# Work to do
Using the entries that follow, state how many lines contain the word "JSON". The response is that number and nothing more.

# Dataset extract

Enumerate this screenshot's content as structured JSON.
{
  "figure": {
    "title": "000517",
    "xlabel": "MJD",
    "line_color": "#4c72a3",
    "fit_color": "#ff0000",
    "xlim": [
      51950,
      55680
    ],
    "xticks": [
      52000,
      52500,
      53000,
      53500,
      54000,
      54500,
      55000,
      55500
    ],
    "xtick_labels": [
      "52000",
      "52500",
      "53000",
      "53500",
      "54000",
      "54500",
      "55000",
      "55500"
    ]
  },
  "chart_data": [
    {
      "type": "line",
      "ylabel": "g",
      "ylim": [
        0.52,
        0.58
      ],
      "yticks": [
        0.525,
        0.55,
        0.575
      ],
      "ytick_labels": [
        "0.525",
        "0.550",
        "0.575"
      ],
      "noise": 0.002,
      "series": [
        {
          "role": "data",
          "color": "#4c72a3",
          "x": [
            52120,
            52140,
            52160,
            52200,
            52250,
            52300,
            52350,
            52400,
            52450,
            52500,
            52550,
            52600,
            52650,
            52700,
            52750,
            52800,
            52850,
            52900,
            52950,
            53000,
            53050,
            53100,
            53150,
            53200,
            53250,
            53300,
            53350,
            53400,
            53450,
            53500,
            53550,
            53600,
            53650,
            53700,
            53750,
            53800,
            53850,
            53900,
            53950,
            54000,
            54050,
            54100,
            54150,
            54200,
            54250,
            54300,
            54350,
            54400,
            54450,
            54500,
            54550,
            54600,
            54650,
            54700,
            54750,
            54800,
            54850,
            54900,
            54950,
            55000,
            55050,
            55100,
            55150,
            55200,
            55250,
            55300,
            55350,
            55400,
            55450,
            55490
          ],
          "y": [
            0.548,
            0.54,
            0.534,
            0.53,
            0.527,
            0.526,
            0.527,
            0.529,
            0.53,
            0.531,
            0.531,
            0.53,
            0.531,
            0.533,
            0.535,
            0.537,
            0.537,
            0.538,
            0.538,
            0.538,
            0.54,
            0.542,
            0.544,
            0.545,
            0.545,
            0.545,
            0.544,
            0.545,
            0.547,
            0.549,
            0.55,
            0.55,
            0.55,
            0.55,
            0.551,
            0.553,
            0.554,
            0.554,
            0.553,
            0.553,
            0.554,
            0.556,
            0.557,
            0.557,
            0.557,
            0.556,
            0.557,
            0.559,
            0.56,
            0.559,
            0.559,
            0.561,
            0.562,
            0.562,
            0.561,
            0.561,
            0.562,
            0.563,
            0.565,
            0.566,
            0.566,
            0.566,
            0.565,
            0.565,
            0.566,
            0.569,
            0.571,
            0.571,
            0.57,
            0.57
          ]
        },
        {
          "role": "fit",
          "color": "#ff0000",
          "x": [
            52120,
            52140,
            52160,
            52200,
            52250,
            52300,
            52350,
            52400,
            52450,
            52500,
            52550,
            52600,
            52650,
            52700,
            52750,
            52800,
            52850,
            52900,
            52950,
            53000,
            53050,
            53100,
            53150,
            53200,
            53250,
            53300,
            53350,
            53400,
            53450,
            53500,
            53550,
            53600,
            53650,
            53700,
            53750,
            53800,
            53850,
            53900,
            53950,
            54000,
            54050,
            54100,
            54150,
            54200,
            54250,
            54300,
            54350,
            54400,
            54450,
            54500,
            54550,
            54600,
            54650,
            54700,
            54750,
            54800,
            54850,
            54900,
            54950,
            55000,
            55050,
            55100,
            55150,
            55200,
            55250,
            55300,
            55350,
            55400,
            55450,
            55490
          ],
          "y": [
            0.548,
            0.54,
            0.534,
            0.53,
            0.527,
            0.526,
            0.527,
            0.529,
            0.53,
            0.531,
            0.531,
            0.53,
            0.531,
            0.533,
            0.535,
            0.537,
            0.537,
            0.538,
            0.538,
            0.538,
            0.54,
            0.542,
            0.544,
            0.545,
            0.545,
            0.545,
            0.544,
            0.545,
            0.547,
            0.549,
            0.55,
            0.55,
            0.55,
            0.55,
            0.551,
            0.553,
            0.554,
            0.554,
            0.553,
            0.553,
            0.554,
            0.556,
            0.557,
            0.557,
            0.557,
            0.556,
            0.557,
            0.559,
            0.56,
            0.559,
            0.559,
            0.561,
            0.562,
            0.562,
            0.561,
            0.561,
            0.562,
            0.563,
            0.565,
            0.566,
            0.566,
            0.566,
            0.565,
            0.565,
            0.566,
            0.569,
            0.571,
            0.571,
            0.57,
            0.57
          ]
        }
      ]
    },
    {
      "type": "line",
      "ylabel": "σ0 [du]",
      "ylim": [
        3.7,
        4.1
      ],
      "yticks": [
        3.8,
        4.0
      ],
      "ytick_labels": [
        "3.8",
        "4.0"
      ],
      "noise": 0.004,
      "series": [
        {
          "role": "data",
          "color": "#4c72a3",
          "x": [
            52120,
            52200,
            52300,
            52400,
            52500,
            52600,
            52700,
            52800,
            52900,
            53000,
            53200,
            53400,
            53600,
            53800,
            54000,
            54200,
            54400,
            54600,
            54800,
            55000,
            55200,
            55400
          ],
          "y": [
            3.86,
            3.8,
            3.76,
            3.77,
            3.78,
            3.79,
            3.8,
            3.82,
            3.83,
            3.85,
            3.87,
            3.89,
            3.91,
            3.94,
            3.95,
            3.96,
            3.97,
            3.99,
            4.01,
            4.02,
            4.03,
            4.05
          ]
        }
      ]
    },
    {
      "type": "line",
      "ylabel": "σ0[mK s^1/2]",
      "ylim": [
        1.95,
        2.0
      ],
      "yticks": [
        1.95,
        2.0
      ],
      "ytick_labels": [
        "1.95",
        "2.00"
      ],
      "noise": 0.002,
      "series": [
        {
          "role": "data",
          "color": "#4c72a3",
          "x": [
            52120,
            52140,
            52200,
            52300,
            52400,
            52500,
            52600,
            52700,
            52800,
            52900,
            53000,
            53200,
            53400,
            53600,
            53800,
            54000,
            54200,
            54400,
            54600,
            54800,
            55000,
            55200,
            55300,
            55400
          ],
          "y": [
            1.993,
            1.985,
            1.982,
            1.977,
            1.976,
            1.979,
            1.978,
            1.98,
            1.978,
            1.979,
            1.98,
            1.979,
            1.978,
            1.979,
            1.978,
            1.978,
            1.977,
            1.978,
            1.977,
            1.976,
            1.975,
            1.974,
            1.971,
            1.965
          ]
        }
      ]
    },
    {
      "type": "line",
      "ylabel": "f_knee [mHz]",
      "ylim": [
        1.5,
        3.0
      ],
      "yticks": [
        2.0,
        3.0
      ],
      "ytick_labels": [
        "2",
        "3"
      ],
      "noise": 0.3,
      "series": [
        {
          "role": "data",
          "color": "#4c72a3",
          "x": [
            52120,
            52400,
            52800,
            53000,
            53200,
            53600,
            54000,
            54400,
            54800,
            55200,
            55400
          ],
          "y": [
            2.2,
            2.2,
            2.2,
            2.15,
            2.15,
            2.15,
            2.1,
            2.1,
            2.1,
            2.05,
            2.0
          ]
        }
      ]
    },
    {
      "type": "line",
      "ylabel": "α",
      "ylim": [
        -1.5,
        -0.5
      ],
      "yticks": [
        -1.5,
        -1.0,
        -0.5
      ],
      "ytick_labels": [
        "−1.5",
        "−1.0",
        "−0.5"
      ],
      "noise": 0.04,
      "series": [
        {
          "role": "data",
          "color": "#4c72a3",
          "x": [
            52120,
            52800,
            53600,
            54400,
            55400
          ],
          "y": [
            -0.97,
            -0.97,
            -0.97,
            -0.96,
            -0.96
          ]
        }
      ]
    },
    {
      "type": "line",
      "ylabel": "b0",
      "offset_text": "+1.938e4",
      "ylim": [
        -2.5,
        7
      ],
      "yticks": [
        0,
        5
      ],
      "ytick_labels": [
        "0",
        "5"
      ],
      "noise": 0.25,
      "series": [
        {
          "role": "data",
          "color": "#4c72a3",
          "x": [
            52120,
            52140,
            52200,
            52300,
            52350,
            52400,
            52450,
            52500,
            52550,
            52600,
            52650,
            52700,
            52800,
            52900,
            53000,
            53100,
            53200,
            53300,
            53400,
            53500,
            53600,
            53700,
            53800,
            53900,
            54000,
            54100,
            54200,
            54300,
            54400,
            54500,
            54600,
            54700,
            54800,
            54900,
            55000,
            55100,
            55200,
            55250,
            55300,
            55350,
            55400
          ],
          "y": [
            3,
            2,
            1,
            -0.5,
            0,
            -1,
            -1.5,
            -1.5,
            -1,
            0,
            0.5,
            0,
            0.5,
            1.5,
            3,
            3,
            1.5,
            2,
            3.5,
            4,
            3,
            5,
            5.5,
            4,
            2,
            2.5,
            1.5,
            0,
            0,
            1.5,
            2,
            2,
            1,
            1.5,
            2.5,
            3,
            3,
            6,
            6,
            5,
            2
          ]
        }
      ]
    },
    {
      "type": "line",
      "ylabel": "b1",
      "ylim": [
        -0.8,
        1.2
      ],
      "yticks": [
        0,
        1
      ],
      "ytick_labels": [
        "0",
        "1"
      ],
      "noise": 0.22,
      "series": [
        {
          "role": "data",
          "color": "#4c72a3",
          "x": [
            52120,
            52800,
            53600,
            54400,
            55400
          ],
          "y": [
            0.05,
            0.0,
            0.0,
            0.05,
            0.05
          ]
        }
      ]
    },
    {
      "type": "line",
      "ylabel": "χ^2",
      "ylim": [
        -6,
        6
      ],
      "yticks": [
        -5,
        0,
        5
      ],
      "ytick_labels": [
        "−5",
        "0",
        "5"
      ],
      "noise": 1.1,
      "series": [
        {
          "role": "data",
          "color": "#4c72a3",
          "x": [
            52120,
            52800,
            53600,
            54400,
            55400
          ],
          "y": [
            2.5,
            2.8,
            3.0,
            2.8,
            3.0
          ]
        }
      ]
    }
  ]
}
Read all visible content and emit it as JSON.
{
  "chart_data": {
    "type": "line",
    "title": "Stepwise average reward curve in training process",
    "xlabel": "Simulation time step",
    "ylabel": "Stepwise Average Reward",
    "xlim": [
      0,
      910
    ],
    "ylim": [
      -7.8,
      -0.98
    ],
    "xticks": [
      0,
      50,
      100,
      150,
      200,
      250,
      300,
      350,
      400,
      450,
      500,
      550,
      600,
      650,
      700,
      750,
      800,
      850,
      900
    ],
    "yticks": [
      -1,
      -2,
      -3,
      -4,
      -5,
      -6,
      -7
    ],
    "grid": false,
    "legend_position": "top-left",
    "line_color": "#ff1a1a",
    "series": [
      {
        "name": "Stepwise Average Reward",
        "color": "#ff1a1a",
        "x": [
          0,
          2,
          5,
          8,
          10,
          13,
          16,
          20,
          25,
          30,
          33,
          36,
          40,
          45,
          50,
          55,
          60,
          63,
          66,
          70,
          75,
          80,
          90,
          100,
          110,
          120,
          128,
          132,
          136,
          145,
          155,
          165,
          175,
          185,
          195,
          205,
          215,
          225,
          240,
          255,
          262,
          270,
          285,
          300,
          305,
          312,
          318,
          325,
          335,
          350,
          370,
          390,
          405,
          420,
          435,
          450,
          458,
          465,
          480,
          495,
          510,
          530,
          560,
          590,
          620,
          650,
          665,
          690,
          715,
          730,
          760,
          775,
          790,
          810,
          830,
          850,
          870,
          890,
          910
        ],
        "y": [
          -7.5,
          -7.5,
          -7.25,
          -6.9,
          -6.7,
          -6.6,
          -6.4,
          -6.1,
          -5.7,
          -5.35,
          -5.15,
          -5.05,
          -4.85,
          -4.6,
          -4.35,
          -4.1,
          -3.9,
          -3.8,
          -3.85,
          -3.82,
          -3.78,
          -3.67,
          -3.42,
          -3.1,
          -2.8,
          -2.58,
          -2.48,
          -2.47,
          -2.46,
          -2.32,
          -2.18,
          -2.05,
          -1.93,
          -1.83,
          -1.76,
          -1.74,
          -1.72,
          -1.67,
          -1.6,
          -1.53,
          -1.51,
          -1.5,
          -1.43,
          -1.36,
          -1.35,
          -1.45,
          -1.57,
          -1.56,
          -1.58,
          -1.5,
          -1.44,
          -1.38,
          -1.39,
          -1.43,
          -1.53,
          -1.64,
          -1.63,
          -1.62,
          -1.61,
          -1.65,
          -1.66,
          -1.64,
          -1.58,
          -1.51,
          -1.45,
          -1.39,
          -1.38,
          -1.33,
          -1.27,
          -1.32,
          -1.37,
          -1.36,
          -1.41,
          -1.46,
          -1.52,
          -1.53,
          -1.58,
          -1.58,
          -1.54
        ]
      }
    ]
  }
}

# Task solution
2